Show all lines from the data that include the word "name".

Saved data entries
-.-.-
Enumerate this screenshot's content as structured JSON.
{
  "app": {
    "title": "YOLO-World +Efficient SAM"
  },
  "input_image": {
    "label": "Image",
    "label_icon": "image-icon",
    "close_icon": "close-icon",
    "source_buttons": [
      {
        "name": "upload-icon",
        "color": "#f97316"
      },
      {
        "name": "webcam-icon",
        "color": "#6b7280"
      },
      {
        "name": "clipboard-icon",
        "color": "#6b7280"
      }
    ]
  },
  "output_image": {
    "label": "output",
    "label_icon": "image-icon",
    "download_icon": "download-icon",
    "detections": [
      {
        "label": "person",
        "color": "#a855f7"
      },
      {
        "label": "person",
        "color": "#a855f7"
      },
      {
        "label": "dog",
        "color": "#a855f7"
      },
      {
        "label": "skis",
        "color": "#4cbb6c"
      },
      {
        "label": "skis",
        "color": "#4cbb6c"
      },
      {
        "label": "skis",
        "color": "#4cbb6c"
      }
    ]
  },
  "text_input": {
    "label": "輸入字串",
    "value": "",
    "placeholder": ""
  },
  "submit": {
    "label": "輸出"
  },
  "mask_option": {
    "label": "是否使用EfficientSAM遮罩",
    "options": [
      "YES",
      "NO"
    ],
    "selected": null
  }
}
-.-.-
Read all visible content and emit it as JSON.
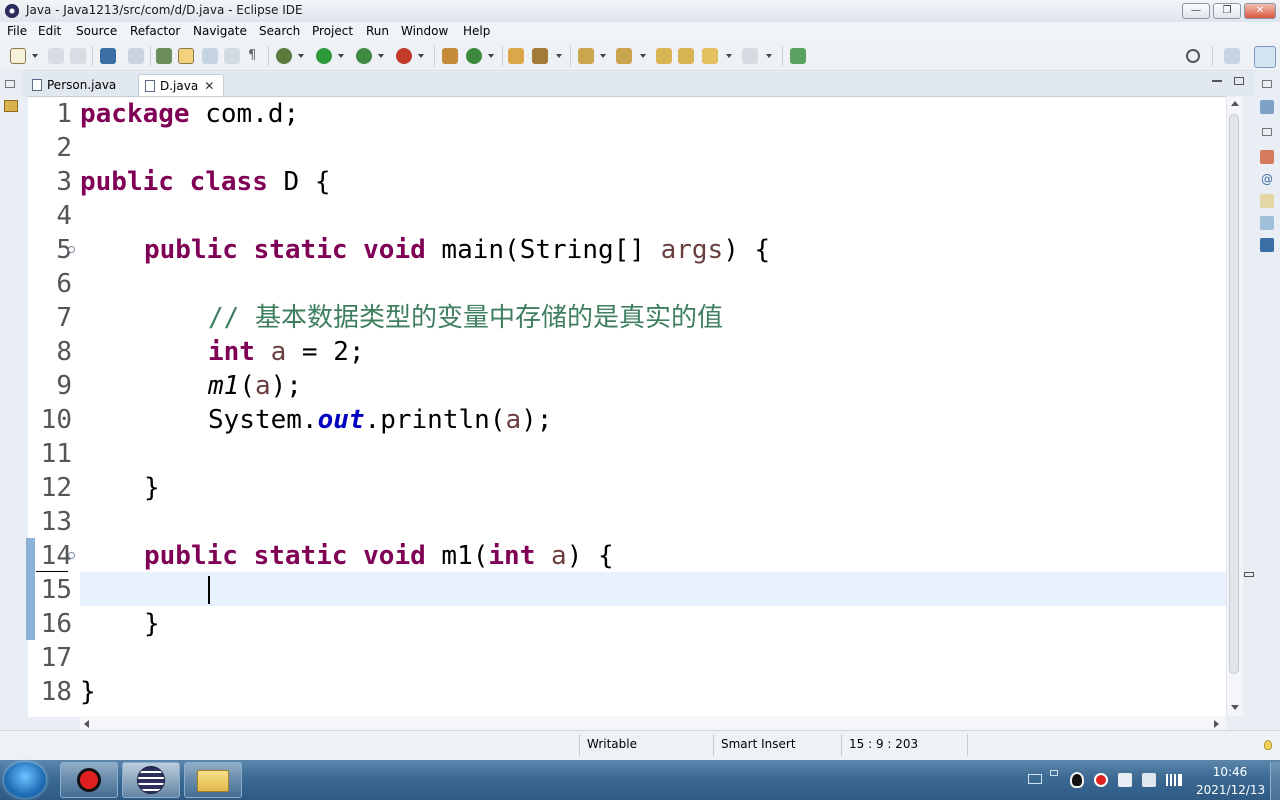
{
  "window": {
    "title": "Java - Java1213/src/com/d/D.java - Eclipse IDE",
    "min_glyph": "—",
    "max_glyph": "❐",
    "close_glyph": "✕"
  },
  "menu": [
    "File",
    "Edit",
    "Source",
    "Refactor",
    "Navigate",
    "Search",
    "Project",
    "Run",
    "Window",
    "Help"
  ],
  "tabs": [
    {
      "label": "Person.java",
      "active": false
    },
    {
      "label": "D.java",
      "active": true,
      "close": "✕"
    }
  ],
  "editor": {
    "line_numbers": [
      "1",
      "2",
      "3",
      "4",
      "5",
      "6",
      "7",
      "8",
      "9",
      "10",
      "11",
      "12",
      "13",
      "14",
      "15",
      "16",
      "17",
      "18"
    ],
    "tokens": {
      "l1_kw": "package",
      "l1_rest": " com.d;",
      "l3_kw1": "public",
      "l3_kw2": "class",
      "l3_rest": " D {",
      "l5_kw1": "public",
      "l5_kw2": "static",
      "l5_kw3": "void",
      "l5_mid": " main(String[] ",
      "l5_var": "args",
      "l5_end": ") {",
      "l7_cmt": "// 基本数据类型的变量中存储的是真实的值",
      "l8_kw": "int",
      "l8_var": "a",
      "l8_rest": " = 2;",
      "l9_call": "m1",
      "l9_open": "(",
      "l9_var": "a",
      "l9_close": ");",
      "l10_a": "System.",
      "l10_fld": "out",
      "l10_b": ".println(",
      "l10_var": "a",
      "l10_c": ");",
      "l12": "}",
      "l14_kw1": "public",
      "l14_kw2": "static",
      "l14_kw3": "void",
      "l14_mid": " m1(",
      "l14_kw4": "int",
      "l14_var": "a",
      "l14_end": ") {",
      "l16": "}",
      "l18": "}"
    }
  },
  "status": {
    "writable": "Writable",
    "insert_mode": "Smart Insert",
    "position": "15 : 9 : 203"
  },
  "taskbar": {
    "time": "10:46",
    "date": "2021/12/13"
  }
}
-.-.-
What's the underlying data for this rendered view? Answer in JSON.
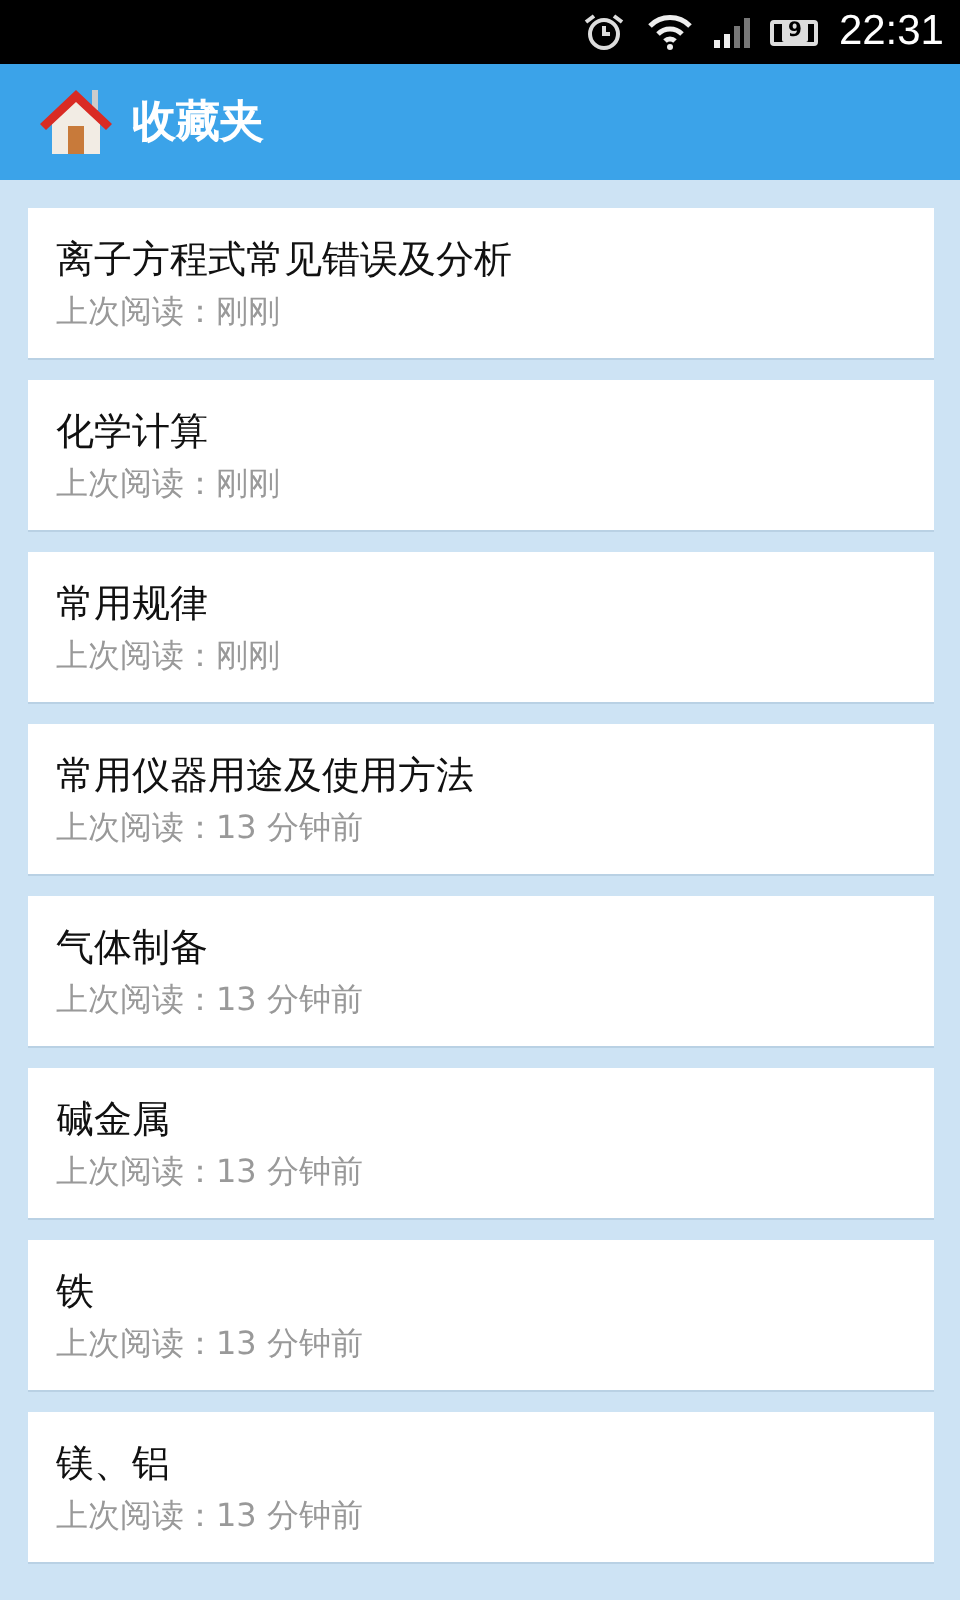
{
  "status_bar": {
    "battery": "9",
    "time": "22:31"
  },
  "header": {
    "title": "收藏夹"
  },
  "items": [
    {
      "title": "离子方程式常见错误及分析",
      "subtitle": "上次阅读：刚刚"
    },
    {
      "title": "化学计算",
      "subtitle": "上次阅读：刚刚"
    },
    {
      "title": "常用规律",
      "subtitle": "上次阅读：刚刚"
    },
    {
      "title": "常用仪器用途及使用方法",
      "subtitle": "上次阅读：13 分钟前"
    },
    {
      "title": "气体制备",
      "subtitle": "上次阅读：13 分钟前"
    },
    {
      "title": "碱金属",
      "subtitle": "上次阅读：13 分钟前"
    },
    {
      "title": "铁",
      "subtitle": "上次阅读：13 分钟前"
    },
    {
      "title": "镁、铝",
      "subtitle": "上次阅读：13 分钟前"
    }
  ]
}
-.-.-
◆ **REPLY TO THE TASK**:
        "name": "upload-icon",
        "name": "webcam-icon",
        "name": "clipboard-icon",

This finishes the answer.